WORK REQUEST
Each line holding the string "ylabel" is to be copied from the data.

Figure collection entries
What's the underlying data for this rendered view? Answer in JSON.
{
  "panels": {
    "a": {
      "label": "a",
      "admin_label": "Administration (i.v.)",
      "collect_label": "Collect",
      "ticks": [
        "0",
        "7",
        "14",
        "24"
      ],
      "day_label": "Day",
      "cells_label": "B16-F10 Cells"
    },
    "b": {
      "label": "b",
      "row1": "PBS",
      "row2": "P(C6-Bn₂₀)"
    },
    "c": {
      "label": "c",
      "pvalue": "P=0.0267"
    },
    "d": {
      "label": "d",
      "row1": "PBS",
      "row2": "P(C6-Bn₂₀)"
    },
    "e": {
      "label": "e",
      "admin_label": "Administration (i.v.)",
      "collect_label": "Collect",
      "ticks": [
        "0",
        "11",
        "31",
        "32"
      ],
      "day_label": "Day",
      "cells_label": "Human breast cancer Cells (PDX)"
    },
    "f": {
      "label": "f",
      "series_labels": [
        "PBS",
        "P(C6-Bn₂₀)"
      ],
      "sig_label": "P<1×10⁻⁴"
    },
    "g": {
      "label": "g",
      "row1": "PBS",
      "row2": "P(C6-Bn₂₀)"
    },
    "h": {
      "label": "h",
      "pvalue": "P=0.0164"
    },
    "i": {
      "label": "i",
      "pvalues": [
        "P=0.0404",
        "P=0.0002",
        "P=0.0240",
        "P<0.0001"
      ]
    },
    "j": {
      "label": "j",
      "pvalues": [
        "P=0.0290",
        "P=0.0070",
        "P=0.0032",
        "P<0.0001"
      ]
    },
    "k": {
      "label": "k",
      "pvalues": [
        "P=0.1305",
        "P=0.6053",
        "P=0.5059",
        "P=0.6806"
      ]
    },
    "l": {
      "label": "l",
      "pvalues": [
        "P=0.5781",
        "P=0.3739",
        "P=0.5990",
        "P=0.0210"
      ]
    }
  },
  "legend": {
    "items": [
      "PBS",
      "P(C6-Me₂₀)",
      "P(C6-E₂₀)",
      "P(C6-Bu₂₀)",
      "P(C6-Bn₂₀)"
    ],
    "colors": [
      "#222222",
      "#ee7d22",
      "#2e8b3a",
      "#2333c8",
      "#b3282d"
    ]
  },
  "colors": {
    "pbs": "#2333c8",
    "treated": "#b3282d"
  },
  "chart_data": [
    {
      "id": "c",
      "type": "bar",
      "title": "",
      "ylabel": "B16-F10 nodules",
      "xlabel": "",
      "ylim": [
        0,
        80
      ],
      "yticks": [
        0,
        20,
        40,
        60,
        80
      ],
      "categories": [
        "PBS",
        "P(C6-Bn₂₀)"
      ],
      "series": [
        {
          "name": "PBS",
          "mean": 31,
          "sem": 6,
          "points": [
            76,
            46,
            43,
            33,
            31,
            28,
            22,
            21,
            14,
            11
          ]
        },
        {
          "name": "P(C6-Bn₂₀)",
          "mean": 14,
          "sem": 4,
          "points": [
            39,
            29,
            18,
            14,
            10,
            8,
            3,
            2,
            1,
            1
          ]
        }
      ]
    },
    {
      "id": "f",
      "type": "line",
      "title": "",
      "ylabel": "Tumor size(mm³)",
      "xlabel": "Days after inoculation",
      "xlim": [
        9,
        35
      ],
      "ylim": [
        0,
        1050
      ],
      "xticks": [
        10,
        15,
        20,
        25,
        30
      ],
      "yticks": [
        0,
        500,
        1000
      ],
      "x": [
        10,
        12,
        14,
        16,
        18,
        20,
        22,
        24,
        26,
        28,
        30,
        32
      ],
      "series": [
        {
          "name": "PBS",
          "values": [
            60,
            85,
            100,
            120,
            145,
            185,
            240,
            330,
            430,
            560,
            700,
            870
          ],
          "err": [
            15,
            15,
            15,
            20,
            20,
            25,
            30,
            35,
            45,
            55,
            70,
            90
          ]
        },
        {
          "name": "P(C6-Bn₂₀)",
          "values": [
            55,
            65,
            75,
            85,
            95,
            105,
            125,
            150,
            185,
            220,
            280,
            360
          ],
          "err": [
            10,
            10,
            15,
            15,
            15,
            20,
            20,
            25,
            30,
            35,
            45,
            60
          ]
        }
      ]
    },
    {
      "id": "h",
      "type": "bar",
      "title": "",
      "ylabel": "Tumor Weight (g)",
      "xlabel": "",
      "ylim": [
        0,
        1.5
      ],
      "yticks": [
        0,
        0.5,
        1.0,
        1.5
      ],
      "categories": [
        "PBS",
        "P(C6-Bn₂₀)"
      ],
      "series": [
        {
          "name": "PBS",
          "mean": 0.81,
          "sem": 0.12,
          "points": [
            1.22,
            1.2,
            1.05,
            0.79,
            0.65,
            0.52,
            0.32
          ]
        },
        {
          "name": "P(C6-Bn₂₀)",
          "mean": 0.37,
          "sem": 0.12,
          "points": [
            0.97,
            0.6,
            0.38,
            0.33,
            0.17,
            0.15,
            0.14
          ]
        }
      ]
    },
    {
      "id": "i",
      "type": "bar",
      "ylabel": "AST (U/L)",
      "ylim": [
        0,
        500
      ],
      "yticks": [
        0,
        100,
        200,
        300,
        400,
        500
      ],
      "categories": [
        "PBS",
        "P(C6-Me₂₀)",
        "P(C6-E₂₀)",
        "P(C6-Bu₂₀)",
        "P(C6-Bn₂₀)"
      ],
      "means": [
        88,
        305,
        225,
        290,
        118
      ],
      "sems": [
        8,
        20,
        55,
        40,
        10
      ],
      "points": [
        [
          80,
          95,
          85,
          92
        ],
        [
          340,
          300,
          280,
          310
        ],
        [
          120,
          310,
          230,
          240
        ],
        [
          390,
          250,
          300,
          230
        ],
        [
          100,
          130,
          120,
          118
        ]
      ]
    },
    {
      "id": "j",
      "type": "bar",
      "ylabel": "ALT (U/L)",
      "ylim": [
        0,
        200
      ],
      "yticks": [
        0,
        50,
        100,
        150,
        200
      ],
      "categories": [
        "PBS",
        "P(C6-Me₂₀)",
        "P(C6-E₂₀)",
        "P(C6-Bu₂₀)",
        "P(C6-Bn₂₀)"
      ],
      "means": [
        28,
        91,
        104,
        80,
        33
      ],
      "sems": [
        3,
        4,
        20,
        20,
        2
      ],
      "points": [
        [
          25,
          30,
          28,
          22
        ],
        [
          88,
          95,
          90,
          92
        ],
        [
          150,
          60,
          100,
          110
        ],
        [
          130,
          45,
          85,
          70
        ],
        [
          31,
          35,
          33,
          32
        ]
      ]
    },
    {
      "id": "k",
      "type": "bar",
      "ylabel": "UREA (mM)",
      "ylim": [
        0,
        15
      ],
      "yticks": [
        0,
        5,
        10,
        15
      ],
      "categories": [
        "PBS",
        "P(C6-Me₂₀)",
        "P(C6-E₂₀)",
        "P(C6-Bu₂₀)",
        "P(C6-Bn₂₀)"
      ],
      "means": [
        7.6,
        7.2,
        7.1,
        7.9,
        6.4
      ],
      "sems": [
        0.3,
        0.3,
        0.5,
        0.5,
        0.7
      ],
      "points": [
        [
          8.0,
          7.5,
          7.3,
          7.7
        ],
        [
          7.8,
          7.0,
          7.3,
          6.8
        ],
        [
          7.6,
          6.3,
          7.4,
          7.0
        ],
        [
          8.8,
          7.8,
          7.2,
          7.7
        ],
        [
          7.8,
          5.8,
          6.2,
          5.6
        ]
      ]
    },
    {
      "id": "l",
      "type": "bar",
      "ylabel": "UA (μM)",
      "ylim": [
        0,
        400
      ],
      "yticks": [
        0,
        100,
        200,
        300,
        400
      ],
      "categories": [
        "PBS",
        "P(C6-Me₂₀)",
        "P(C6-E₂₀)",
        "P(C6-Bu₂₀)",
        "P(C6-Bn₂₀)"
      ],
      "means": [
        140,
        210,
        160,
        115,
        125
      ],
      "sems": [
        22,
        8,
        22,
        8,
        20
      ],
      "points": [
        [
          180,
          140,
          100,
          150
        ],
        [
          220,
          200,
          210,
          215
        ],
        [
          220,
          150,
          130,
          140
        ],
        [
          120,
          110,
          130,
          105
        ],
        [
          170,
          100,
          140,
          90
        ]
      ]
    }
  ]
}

SOLUTION
      "ylabel": "B16-F10 nodules",
      "ylabel": "Tumor size(mm³)",
      "ylabel": "Tumor Weight (g)",
      "ylabel": "AST (U/L)",
      "ylabel": "ALT (U/L)",
      "ylabel": "UREA (mM)",
      "ylabel": "UA (μM)",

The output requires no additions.